■ Exercise aim: Please copy all the lines that follow, word for word.

■ Records provided:
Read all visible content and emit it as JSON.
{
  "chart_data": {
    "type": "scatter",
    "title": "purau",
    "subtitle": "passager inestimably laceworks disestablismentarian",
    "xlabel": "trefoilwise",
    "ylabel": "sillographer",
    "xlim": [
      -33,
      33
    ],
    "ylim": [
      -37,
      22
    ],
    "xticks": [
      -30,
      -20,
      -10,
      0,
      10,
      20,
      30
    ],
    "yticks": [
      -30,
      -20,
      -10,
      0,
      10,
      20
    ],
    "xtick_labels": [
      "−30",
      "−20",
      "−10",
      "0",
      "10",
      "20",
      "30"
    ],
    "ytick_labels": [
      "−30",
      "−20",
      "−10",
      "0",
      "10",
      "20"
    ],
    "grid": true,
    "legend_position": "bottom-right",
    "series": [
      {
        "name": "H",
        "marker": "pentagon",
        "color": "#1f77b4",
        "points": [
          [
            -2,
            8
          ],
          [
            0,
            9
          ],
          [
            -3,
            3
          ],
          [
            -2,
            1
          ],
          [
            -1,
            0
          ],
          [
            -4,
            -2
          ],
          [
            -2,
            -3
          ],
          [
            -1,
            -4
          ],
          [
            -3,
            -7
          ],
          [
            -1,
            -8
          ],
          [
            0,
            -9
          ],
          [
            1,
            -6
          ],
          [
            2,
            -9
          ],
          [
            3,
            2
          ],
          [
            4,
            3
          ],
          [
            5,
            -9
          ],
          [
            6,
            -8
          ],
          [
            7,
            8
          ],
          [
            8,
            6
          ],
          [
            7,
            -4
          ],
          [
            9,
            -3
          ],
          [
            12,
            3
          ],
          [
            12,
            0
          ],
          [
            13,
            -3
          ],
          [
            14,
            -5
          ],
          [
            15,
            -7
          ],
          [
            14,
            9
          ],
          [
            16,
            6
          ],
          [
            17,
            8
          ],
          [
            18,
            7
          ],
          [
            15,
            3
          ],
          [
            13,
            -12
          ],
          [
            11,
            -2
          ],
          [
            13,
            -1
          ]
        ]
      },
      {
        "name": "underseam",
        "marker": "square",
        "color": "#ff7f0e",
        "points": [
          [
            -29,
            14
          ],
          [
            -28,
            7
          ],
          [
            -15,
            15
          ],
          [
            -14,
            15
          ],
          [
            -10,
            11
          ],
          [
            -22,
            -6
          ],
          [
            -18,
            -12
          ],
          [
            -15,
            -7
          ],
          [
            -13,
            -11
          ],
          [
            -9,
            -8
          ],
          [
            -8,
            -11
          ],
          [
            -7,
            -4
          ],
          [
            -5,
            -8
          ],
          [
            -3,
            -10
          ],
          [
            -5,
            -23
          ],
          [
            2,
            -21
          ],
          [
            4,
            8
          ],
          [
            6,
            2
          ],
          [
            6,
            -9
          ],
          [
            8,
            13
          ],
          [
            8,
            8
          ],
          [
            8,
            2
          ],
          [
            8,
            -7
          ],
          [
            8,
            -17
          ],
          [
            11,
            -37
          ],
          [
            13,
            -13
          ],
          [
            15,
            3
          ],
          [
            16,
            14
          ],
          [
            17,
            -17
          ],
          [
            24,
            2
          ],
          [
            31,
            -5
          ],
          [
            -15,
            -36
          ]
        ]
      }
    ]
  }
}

■ Finished exercise:
Read all visible content and emit it as JSON.
{
  "chart_data": {
    "type": "scatter",
    "title": "purau",
    "subtitle": "passager inestimably laceworks disestablismentarian",
    "xlabel": "trefoilwise",
    "ylabel": "sillographer",
    "xlim": [
      -33,
      33
    ],
    "ylim": [
      -37,
      22
    ],
    "xticks": [
      -30,
      -20,
      -10,
      0,
      10,
      20,
      30
    ],
    "yticks": [
      -30,
      -20,
      -10,
      0,
      10,
      20
    ],
    "xtick_labels": [
      "−30",
      "−20",
      "−10",
      "0",
      "10",
      "20",
      "30"
    ],
    "ytick_labels": [
      "−30",
      "−20",
      "−10",
      "0",
      "10",
      "20"
    ],
    "grid": true,
    "legend_position": "bottom-right",
    "series": [
      {
        "name": "H",
        "marker": "pentagon",
        "color": "#1f77b4",
        "points": [
          [
            -2,
            8
          ],
          [
            0,
            9
          ],
          [
            -3,
            3
          ],
          [
            -2,
            1
          ],
          [
            -1,
            0
          ],
          [
            -4,
            -2
          ],
          [
            -2,
            -3
          ],
          [
            -1,
            -4
          ],
          [
            -3,
            -7
          ],
          [
            -1,
            -8
          ],
          [
            0,
            -9
          ],
          [
            1,
            -6
          ],
          [
            2,
            -9
          ],
          [
            3,
            2
          ],
          [
            4,
            3
          ],
          [
            5,
            -9
          ],
          [
            6,
            -8
          ],
          [
            7,
            8
          ],
          [
            8,
            6
          ],
          [
            7,
            -4
          ],
          [
            9,
            -3
          ],
          [
            12,
            3
          ],
          [
            12,
            0
          ],
          [
            13,
            -3
          ],
          [
            14,
            -5
          ],
          [
            15,
            -7
          ],
          [
            14,
            9
          ],
          [
            16,
            6
          ],
          [
            17,
            8
          ],
          [
            18,
            7
          ],
          [
            15,
            3
          ],
          [
            13,
            -12
          ],
          [
            11,
            -2
          ],
          [
            13,
            -1
          ]
        ]
      },
      {
        "name": "underseam",
        "marker": "square",
        "color": "#ff7f0e",
        "points": [
          [
            -29,
            14
          ],
          [
            -28,
            7
          ],
          [
            -15,
            15
          ],
          [
            -14,
            15
          ],
          [
            -10,
            11
          ],
          [
            -22,
            -6
          ],
          [
            -18,
            -12
          ],
          [
            -15,
            -7
          ],
          [
            -13,
            -11
          ],
          [
            -9,
            -8
          ],
          [
            -8,
            -11
          ],
          [
            -7,
            -4
          ],
          [
            -5,
            -8
          ],
          [
            -3,
            -10
          ],
          [
            -5,
            -23
          ],
          [
            2,
            -21
          ],
          [
            4,
            8
          ],
          [
            6,
            2
          ],
          [
            6,
            -9
          ],
          [
            8,
            13
          ],
          [
            8,
            8
          ],
          [
            8,
            2
          ],
          [
            8,
            -7
          ],
          [
            8,
            -17
          ],
          [
            11,
            -37
          ],
          [
            13,
            -13
          ],
          [
            15,
            3
          ],
          [
            16,
            14
          ],
          [
            17,
            -17
          ],
          [
            24,
            2
          ],
          [
            31,
            -5
          ],
          [
            -15,
            -36
          ]
        ]
      }
    ]
  }
}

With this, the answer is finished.